* START Extracted entries *

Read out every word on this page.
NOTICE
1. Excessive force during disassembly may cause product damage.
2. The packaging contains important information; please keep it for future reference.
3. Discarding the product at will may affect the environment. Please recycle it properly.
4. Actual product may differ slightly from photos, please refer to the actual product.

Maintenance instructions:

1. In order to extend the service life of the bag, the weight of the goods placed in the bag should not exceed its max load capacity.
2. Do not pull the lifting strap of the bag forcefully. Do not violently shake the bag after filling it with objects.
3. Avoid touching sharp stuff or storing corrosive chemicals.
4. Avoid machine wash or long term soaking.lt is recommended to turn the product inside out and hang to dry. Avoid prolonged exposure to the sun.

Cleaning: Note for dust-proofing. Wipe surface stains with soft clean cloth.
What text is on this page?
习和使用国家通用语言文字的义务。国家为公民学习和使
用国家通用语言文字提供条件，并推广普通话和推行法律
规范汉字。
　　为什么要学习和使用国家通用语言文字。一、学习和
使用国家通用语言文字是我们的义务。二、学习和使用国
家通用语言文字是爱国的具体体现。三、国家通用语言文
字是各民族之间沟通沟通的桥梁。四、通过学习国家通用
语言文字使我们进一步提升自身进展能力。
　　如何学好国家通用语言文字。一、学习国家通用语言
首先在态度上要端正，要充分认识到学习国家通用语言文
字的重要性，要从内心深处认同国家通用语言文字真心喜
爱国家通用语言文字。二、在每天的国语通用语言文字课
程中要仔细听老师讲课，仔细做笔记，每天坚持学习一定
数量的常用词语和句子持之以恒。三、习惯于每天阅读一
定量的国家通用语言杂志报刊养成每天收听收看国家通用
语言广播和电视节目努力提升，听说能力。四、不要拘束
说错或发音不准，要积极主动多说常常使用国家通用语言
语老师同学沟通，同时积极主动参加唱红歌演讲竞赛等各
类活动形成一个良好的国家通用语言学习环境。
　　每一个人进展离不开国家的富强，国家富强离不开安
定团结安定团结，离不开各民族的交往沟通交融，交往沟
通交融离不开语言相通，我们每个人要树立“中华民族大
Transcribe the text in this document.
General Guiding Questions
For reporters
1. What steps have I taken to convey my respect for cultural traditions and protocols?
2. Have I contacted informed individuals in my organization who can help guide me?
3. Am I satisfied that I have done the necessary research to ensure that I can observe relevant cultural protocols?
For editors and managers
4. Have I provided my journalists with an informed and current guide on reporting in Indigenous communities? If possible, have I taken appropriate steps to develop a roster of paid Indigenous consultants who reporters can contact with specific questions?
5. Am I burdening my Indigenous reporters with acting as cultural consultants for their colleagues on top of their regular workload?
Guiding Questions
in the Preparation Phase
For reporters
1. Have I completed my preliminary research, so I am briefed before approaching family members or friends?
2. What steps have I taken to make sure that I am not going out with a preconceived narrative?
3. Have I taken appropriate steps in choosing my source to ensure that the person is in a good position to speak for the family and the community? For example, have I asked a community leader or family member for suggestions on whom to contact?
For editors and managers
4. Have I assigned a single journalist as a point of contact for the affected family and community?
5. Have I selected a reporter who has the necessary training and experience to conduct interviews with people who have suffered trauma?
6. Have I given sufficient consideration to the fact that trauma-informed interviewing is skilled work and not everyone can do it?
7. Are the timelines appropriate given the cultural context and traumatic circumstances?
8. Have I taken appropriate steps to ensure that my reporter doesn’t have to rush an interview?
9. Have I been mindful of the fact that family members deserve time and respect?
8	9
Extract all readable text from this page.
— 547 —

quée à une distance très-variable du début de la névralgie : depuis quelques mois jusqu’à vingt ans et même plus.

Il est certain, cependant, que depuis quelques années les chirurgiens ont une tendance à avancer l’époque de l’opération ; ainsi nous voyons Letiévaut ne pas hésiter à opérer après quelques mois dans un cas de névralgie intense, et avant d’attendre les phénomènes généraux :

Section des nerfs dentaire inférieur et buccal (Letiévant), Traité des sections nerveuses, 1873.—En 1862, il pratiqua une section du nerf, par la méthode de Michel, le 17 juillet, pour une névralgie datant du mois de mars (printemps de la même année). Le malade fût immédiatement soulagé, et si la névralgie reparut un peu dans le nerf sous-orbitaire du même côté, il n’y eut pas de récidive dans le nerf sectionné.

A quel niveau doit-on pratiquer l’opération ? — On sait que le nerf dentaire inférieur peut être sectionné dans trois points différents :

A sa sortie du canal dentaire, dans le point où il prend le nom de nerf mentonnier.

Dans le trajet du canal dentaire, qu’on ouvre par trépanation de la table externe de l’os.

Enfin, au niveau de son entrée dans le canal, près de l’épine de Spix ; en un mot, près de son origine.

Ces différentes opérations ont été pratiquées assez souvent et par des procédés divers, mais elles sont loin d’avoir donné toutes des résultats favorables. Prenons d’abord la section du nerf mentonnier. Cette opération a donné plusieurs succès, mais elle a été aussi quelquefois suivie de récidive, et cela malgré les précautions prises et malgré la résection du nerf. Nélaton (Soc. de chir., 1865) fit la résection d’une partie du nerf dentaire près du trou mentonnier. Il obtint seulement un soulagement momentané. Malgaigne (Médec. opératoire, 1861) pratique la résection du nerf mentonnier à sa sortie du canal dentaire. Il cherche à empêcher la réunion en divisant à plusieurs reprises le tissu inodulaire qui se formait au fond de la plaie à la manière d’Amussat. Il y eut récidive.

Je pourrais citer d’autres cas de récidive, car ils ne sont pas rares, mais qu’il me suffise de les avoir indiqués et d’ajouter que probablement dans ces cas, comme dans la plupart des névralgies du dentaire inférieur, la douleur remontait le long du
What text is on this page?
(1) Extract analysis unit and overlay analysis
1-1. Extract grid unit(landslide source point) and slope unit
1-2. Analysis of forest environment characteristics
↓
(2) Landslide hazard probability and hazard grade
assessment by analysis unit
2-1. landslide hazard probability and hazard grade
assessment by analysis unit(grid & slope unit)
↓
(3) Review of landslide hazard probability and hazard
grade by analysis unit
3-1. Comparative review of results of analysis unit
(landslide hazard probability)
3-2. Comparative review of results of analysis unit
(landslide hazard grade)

* END Extracted entries *

▸ **Goal**
Extract all the material, leaving every line as it is.

▸ **Reply**
Read out every word on this page.
NOTICE
1. Excessive force during disassembly may cause product damage.
2. The packaging contains important information; please keep it for future reference.
3. Discarding the product at will may affect the environment. Please recycle it properly.
4. Actual product may differ slightly from photos, please refer to the actual product.

Maintenance instructions:

1. In order to extend the service life of the bag, the weight of the goods placed in the bag should not exceed its max load capacity.
2. Do not pull the lifting strap of the bag forcefully. Do not violently shake the bag after filling it with objects.
3. Avoid touching sharp stuff or storing corrosive chemicals.
4. Avoid machine wash or long term soaking.lt is recommended to turn the product inside out and hang to dry. Avoid prolonged exposure to the sun.

Cleaning: Note for dust-proofing. Wipe surface stains with soft clean cloth.
What text is on this page?
习和使用国家通用语言文字的义务。国家为公民学习和使
用国家通用语言文字提供条件，并推广普通话和推行法律
规范汉字。
　　为什么要学习和使用国家通用语言文字。一、学习和
使用国家通用语言文字是我们的义务。二、学习和使用国
家通用语言文字是爱国的具体体现。三、国家通用语言文
字是各民族之间沟通沟通的桥梁。四、通过学习国家通用
语言文字使我们进一步提升自身进展能力。
　　如何学好国家通用语言文字。一、学习国家通用语言
首先在态度上要端正，要充分认识到学习国家通用语言文
字的重要性，要从内心深处认同国家通用语言文字真心喜
爱国家通用语言文字。二、在每天的国语通用语言文字课
程中要仔细听老师讲课，仔细做笔记，每天坚持学习一定
数量的常用词语和句子持之以恒。三、习惯于每天阅读一
定量的国家通用语言杂志报刊养成每天收听收看国家通用
语言广播和电视节目努力提升，听说能力。四、不要拘束
说错或发音不准，要积极主动多说常常使用国家通用语言
语老师同学沟通，同时积极主动参加唱红歌演讲竞赛等各
类活动形成一个良好的国家通用语言学习环境。
　　每一个人进展离不开国家的富强，国家富强离不开安
定团结安定团结，离不开各民族的交往沟通交融，交往沟
通交融离不开语言相通，我们每个人要树立“中华民族大
Transcribe the text in this document.
General Guiding Questions
For reporters
1. What steps have I taken to convey my respect for cultural traditions and protocols?
2. Have I contacted informed individuals in my organization who can help guide me?
3. Am I satisfied that I have done the necessary research to ensure that I can observe relevant cultural protocols?
For editors and managers
4. Have I provided my journalists with an informed and current guide on reporting in Indigenous communities? If possible, have I taken appropriate steps to develop a roster of paid Indigenous consultants who reporters can contact with specific questions?
5. Am I burdening my Indigenous reporters with acting as cultural consultants for their colleagues on top of their regular workload?
Guiding Questions
in the Preparation Phase
For reporters
1. Have I completed my preliminary research, so I am briefed before approaching family members or friends?
2. What steps have I taken to make sure that I am not going out with a preconceived narrative?
3. Have I taken appropriate steps in choosing my source to ensure that the person is in a good position to speak for the family and the community? For example, have I asked a community leader or family member for suggestions on whom to contact?
For editors and managers
4. Have I assigned a single journalist as a point of contact for the affected family and community?
5. Have I selected a reporter who has the necessary training and experience to conduct interviews with people who have suffered trauma?
6. Have I given sufficient consideration to the fact that trauma-informed interviewing is skilled work and not everyone can do it?
7. Are the timelines appropriate given the cultural context and traumatic circumstances?
8. Have I taken appropriate steps to ensure that my reporter doesn’t have to rush an interview?
9. Have I been mindful of the fact that family members deserve time and respect?
8	9
Extract all readable text from this page.
— 547 —

quée à une distance très-variable du début de la névralgie : depuis quelques mois jusqu’à vingt ans et même plus.

Il est certain, cependant, que depuis quelques années les chirurgiens ont une tendance à avancer l’époque de l’opération ; ainsi nous voyons Letiévaut ne pas hésiter à opérer après quelques mois dans un cas de névralgie intense, et avant d’attendre les phénomènes généraux :

Section des nerfs dentaire inférieur et buccal (Letiévant), Traité des sections nerveuses, 1873.—En 1862, il pratiqua une section du nerf, par la méthode de Michel, le 17 juillet, pour une névralgie datant du mois de mars (printemps de la même année). Le malade fût immédiatement soulagé, et si la névralgie reparut un peu dans le nerf sous-orbitaire du même côté, il n’y eut pas de récidive dans le nerf sectionné.

A quel niveau doit-on pratiquer l’opération ? — On sait que le nerf dentaire inférieur peut être sectionné dans trois points différents :

A sa sortie du canal dentaire, dans le point où il prend le nom de nerf mentonnier.

Dans le trajet du canal dentaire, qu’on ouvre par trépanation de la table externe de l’os.

Enfin, au niveau de son entrée dans le canal, près de l’épine de Spix ; en un mot, près de son origine.

Ces différentes opérations ont été pratiquées assez souvent et par des procédés divers, mais elles sont loin d’avoir donné toutes des résultats favorables. Prenons d’abord la section du nerf mentonnier. Cette opération a donné plusieurs succès, mais elle a été aussi quelquefois suivie de récidive, et cela malgré les précautions prises et malgré la résection du nerf. Nélaton (Soc. de chir., 1865) fit la résection d’une partie du nerf dentaire près du trou mentonnier. Il obtint seulement un soulagement momentané. Malgaigne (Médec. opératoire, 1861) pratique la résection du nerf mentonnier à sa sortie du canal dentaire. Il cherche à empêcher la réunion en divisant à plusieurs reprises le tissu inodulaire qui se formait au fond de la plaie à la manière d’Amussat. Il y eut récidive.

Je pourrais citer d’autres cas de récidive, car ils ne sont pas rares, mais qu’il me suffise de les avoir indiqués et d’ajouter que probablement dans ces cas, comme dans la plupart des névralgies du dentaire inférieur, la douleur remontait le long du
What text is on this page?
(1) Extract analysis unit and overlay analysis
1-1. Extract grid unit(landslide source point) and slope unit
1-2. Analysis of forest environment characteristics
↓
(2) Landslide hazard probability and hazard grade
assessment by analysis unit
2-1. landslide hazard probability and hazard grade
assessment by analysis unit(grid & slope unit)
↓
(3) Review of landslide hazard probability and hazard
grade by analysis unit
3-1. Comparative review of results of analysis unit
(landslide hazard probability)
3-2. Comparative review of results of analysis unit
(landslide hazard grade)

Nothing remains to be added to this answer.